▶ _SHORT PROBLEM_: Transcribe the material below exactly as it appears.

[RECORDS start]

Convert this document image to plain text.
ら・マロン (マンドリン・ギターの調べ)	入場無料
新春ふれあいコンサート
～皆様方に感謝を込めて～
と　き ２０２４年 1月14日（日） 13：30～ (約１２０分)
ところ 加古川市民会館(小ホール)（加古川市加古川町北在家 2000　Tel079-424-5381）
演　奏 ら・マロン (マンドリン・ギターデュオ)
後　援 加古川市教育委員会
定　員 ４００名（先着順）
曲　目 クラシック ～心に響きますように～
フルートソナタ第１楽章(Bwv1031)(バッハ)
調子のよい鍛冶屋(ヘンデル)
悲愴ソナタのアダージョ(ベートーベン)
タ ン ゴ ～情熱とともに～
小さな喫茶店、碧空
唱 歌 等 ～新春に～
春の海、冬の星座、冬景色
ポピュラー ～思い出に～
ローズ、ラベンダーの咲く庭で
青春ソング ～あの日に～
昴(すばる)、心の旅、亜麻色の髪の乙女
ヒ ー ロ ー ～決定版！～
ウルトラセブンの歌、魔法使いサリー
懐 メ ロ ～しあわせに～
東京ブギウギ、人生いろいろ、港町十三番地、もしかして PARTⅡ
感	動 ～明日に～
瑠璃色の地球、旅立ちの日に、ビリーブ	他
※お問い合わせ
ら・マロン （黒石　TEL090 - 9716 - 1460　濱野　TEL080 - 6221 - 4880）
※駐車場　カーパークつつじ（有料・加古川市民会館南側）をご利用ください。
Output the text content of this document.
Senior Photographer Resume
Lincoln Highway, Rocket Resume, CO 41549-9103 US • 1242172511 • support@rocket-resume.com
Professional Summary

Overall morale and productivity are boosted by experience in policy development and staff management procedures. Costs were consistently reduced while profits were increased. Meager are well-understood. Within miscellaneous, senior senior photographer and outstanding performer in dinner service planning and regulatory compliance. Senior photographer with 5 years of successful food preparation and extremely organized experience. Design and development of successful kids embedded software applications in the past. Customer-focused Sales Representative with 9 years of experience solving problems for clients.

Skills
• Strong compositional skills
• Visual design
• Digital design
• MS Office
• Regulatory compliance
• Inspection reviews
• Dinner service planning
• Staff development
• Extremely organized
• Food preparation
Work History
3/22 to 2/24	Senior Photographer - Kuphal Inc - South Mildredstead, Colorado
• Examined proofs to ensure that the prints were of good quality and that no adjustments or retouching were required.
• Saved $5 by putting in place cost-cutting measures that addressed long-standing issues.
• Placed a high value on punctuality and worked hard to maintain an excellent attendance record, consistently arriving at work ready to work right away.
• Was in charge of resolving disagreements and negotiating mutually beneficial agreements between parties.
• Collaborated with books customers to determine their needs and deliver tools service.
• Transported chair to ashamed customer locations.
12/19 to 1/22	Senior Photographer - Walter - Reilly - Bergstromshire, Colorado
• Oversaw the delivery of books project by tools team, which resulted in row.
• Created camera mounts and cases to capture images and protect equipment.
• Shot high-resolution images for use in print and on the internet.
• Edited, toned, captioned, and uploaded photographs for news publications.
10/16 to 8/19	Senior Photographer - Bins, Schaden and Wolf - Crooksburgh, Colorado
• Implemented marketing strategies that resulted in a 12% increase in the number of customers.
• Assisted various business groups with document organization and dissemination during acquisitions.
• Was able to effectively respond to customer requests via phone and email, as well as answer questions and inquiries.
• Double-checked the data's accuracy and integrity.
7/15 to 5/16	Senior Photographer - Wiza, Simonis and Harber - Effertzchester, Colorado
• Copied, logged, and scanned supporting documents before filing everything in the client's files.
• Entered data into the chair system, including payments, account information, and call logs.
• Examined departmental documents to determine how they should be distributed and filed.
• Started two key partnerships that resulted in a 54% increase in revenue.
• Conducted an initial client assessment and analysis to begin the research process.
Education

[RECORDS end]

▶ _THE SOLUTION_:
Convert this document image to plain text.
ら・マロン (マンドリン・ギターの調べ)	入場無料
新春ふれあいコンサート
～皆様方に感謝を込めて～
と　き ２０２４年 1月14日（日） 13：30～ (約１２０分)
ところ 加古川市民会館(小ホール)（加古川市加古川町北在家 2000　Tel079-424-5381）
演　奏 ら・マロン (マンドリン・ギターデュオ)
後　援 加古川市教育委員会
定　員 ４００名（先着順）
曲　目 クラシック ～心に響きますように～
フルートソナタ第１楽章(Bwv1031)(バッハ)
調子のよい鍛冶屋(ヘンデル)
悲愴ソナタのアダージョ(ベートーベン)
タ ン ゴ ～情熱とともに～
小さな喫茶店、碧空
唱 歌 等 ～新春に～
春の海、冬の星座、冬景色
ポピュラー ～思い出に～
ローズ、ラベンダーの咲く庭で
青春ソング ～あの日に～
昴(すばる)、心の旅、亜麻色の髪の乙女
ヒ ー ロ ー ～決定版！～
ウルトラセブンの歌、魔法使いサリー
懐 メ ロ ～しあわせに～
東京ブギウギ、人生いろいろ、港町十三番地、もしかして PARTⅡ
感	動 ～明日に～
瑠璃色の地球、旅立ちの日に、ビリーブ	他
※お問い合わせ
ら・マロン （黒石　TEL090 - 9716 - 1460　濱野　TEL080 - 6221 - 4880）
※駐車場　カーパークつつじ（有料・加古川市民会館南側）をご利用ください。
Output the text content of this document.
Senior Photographer Resume
Lincoln Highway, Rocket Resume, CO 41549-9103 US • 1242172511 • support@rocket-resume.com
Professional Summary

Overall morale and productivity are boosted by experience in policy development and staff management procedures. Costs were consistently reduced while profits were increased. Meager are well-understood. Within miscellaneous, senior senior photographer and outstanding performer in dinner service planning and regulatory compliance. Senior photographer with 5 years of successful food preparation and extremely organized experience. Design and development of successful kids embedded software applications in the past. Customer-focused Sales Representative with 9 years of experience solving problems for clients.

Skills
• Strong compositional skills
• Visual design
• Digital design
• MS Office
• Regulatory compliance
• Inspection reviews
• Dinner service planning
• Staff development
• Extremely organized
• Food preparation
Work History
3/22 to 2/24	Senior Photographer - Kuphal Inc - South Mildredstead, Colorado
• Examined proofs to ensure that the prints were of good quality and that no adjustments or retouching were required.
• Saved $5 by putting in place cost-cutting measures that addressed long-standing issues.
• Placed a high value on punctuality and worked hard to maintain an excellent attendance record, consistently arriving at work ready to work right away.
• Was in charge of resolving disagreements and negotiating mutually beneficial agreements between parties.
• Collaborated with books customers to determine their needs and deliver tools service.
• Transported chair to ashamed customer locations.
12/19 to 1/22	Senior Photographer - Walter - Reilly - Bergstromshire, Colorado
• Oversaw the delivery of books project by tools team, which resulted in row.
• Created camera mounts and cases to capture images and protect equipment.
• Shot high-resolution images for use in print and on the internet.
• Edited, toned, captioned, and uploaded photographs for news publications.
10/16 to 8/19	Senior Photographer - Bins, Schaden and Wolf - Crooksburgh, Colorado
• Implemented marketing strategies that resulted in a 12% increase in the number of customers.
• Assisted various business groups with document organization and dissemination during acquisitions.
• Was able to effectively respond to customer requests via phone and email, as well as answer questions and inquiries.
• Double-checked the data's accuracy and integrity.
7/15 to 5/16	Senior Photographer - Wiza, Simonis and Harber - Effertzchester, Colorado
• Copied, logged, and scanned supporting documents before filing everything in the client's files.
• Entered data into the chair system, including payments, account information, and call logs.
• Examined departmental documents to determine how they should be distributed and filed.
• Started two key partnerships that resulted in a 54% increase in revenue.
• Conducted an initial client assessment and analysis to begin the research process.
Education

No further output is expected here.